REQUIREMENT
Give the data below again exactly as written, without its pictures.

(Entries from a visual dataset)

►

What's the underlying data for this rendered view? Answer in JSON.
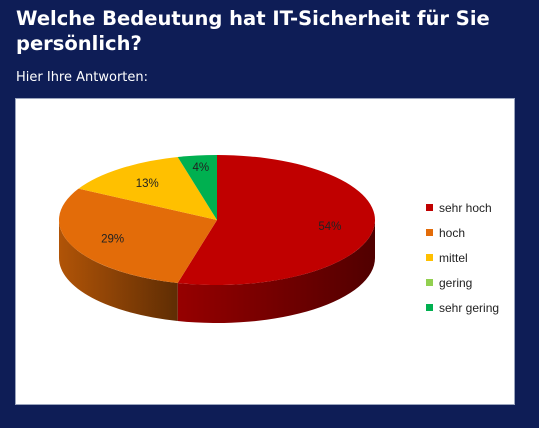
{
  "page": {
    "title": "Welche Bedeutung hat IT-Sicherheit für Sie persönlich?",
    "subtitle": "Hier Ihre Antworten:"
  },
  "chart_data": {
    "type": "pie",
    "style": "3d",
    "categories": [
      "sehr hoch",
      "hoch",
      "mittel",
      "gering",
      "sehr gering"
    ],
    "values": [
      54,
      29,
      13,
      0,
      4
    ],
    "labels": [
      "54%",
      "29%",
      "13%",
      "",
      "4%"
    ],
    "colors": [
      "#c00000",
      "#e36c09",
      "#ffc000",
      "#92d050",
      "#00b050"
    ],
    "legend_position": "right"
  }
}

◄

COMPLETED TASK
What's the underlying data for this rendered view? Answer in JSON.
{
  "page": {
    "title": "Welche Bedeutung hat IT-Sicherheit für Sie persönlich?",
    "subtitle": "Hier Ihre Antworten:"
  },
  "chart_data": {
    "type": "pie",
    "style": "3d",
    "categories": [
      "sehr hoch",
      "hoch",
      "mittel",
      "gering",
      "sehr gering"
    ],
    "values": [
      54,
      29,
      13,
      0,
      4
    ],
    "labels": [
      "54%",
      "29%",
      "13%",
      "",
      "4%"
    ],
    "colors": [
      "#c00000",
      "#e36c09",
      "#ffc000",
      "#92d050",
      "#00b050"
    ],
    "legend_position": "right"
  }
}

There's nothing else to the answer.